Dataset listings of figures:
====

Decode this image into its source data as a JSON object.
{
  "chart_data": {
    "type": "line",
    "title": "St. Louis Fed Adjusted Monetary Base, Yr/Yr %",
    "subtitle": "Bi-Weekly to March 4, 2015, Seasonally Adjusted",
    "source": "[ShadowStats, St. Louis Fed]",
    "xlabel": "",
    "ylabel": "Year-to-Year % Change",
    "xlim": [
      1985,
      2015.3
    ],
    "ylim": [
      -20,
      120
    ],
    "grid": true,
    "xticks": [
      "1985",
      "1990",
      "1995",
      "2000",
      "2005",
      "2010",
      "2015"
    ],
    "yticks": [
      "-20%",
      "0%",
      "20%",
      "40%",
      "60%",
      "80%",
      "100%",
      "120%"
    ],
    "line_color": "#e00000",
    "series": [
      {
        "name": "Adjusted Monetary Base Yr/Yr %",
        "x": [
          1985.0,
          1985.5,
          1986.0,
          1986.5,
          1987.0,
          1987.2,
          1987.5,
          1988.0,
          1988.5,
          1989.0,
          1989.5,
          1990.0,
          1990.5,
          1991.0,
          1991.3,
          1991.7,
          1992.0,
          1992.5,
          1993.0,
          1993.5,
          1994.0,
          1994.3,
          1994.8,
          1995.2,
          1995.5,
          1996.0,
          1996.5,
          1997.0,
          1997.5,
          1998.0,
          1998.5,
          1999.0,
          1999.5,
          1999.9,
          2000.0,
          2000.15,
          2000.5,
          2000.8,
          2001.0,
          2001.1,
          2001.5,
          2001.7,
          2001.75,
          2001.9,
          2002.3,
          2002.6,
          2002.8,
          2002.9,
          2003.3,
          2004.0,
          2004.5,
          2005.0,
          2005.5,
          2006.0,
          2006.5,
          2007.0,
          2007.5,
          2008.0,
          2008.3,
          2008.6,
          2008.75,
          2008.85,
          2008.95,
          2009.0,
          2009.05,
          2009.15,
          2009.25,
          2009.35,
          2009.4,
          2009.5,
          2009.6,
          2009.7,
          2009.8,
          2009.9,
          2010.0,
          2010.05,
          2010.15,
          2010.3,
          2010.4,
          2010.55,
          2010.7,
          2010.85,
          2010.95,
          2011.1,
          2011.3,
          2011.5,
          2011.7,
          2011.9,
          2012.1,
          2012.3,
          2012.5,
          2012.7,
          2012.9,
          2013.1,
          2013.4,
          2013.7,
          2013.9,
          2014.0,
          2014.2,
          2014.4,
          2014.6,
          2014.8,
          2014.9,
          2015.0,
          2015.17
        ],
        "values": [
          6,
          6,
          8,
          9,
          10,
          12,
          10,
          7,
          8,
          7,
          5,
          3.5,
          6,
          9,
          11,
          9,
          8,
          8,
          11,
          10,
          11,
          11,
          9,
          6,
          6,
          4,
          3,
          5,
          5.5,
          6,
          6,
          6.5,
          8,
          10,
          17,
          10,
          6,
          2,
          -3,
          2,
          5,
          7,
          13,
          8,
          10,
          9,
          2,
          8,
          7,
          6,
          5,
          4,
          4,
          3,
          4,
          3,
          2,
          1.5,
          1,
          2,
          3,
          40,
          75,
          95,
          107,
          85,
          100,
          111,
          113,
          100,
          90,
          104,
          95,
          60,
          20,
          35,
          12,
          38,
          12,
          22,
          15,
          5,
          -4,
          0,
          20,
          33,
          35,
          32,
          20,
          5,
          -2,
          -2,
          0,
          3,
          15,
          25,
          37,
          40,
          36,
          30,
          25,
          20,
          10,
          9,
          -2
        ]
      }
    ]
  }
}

====

What to work on: Retype all of the data shown above, word for word.

Final answer:
Decode this image into its source data as a JSON object.
{
  "chart_data": {
    "type": "line",
    "title": "St. Louis Fed Adjusted Monetary Base, Yr/Yr %",
    "subtitle": "Bi-Weekly to March 4, 2015, Seasonally Adjusted",
    "source": "[ShadowStats, St. Louis Fed]",
    "xlabel": "",
    "ylabel": "Year-to-Year % Change",
    "xlim": [
      1985,
      2015.3
    ],
    "ylim": [
      -20,
      120
    ],
    "grid": true,
    "xticks": [
      "1985",
      "1990",
      "1995",
      "2000",
      "2005",
      "2010",
      "2015"
    ],
    "yticks": [
      "-20%",
      "0%",
      "20%",
      "40%",
      "60%",
      "80%",
      "100%",
      "120%"
    ],
    "line_color": "#e00000",
    "series": [
      {
        "name": "Adjusted Monetary Base Yr/Yr %",
        "x": [
          1985.0,
          1985.5,
          1986.0,
          1986.5,
          1987.0,
          1987.2,
          1987.5,
          1988.0,
          1988.5,
          1989.0,
          1989.5,
          1990.0,
          1990.5,
          1991.0,
          1991.3,
          1991.7,
          1992.0,
          1992.5,
          1993.0,
          1993.5,
          1994.0,
          1994.3,
          1994.8,
          1995.2,
          1995.5,
          1996.0,
          1996.5,
          1997.0,
          1997.5,
          1998.0,
          1998.5,
          1999.0,
          1999.5,
          1999.9,
          2000.0,
          2000.15,
          2000.5,
          2000.8,
          2001.0,
          2001.1,
          2001.5,
          2001.7,
          2001.75,
          2001.9,
          2002.3,
          2002.6,
          2002.8,
          2002.9,
          2003.3,
          2004.0,
          2004.5,
          2005.0,
          2005.5,
          2006.0,
          2006.5,
          2007.0,
          2007.5,
          2008.0,
          2008.3,
          2008.6,
          2008.75,
          2008.85,
          2008.95,
          2009.0,
          2009.05,
          2009.15,
          2009.25,
          2009.35,
          2009.4,
          2009.5,
          2009.6,
          2009.7,
          2009.8,
          2009.9,
          2010.0,
          2010.05,
          2010.15,
          2010.3,
          2010.4,
          2010.55,
          2010.7,
          2010.85,
          2010.95,
          2011.1,
          2011.3,
          2011.5,
          2011.7,
          2011.9,
          2012.1,
          2012.3,
          2012.5,
          2012.7,
          2012.9,
          2013.1,
          2013.4,
          2013.7,
          2013.9,
          2014.0,
          2014.2,
          2014.4,
          2014.6,
          2014.8,
          2014.9,
          2015.0,
          2015.17
        ],
        "values": [
          6,
          6,
          8,
          9,
          10,
          12,
          10,
          7,
          8,
          7,
          5,
          3.5,
          6,
          9,
          11,
          9,
          8,
          8,
          11,
          10,
          11,
          11,
          9,
          6,
          6,
          4,
          3,
          5,
          5.5,
          6,
          6,
          6.5,
          8,
          10,
          17,
          10,
          6,
          2,
          -3,
          2,
          5,
          7,
          13,
          8,
          10,
          9,
          2,
          8,
          7,
          6,
          5,
          4,
          4,
          3,
          4,
          3,
          2,
          1.5,
          1,
          2,
          3,
          40,
          75,
          95,
          107,
          85,
          100,
          111,
          113,
          100,
          90,
          104,
          95,
          60,
          20,
          35,
          12,
          38,
          12,
          22,
          15,
          5,
          -4,
          0,
          20,
          33,
          35,
          32,
          20,
          5,
          -2,
          -2,
          0,
          3,
          15,
          25,
          37,
          40,
          36,
          30,
          25,
          20,
          10,
          9,
          -2
        ]
      }
    ]
  }
}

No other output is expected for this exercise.